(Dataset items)
--- begin ---
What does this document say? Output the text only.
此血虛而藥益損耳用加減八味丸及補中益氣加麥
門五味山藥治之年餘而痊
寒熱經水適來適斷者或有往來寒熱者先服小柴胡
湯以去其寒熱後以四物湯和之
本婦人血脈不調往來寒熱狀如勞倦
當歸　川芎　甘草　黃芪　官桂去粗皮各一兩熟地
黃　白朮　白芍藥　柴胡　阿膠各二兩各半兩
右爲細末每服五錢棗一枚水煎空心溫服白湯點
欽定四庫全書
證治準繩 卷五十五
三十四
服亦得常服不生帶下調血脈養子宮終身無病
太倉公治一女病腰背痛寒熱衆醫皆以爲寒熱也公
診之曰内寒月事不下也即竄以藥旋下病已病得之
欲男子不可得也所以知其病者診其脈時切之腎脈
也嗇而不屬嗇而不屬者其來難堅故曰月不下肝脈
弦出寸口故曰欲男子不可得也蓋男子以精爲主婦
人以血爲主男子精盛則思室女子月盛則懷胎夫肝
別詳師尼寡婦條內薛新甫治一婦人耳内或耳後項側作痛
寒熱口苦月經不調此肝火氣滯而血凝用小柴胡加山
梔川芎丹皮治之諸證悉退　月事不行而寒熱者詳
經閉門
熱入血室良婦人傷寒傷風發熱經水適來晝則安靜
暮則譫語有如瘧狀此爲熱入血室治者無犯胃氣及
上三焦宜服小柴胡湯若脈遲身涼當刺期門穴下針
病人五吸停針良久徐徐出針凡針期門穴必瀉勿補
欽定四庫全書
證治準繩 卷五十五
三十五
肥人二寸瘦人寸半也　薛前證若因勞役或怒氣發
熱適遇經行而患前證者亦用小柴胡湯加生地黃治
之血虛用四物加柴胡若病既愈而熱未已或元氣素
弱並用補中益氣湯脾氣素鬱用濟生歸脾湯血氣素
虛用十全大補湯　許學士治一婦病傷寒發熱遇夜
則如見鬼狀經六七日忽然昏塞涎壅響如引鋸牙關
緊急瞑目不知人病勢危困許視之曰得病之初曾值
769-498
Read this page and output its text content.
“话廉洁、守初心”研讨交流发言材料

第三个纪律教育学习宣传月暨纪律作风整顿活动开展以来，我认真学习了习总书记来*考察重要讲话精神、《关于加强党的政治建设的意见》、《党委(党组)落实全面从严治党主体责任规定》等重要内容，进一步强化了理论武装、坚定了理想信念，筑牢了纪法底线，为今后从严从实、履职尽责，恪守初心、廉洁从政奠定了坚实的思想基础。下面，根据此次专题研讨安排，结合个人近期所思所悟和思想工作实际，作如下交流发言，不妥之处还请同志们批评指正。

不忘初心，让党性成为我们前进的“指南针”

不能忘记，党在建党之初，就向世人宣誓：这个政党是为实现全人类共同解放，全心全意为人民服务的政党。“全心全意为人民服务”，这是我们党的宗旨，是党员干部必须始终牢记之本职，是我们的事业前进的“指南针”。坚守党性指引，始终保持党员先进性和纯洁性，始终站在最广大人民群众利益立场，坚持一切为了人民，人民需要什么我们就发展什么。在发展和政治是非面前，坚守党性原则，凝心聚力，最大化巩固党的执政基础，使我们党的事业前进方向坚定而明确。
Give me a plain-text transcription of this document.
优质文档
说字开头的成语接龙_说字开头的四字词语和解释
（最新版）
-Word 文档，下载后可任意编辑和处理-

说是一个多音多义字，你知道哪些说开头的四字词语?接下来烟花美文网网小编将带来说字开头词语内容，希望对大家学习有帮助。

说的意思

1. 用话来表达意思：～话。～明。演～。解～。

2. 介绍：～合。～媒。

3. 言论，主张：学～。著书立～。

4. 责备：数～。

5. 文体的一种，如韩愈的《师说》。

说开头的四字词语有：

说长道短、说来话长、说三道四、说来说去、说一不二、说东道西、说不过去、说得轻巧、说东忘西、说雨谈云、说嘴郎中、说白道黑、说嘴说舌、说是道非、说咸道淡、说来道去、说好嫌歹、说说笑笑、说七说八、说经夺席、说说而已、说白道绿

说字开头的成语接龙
--- end ---
What you are asked to do. Return every line holding the word "text" from the records.

Exercise output.
What does this document say? Output the text only.
Read this page and output its text content.
Give me a plain-text transcription of this document.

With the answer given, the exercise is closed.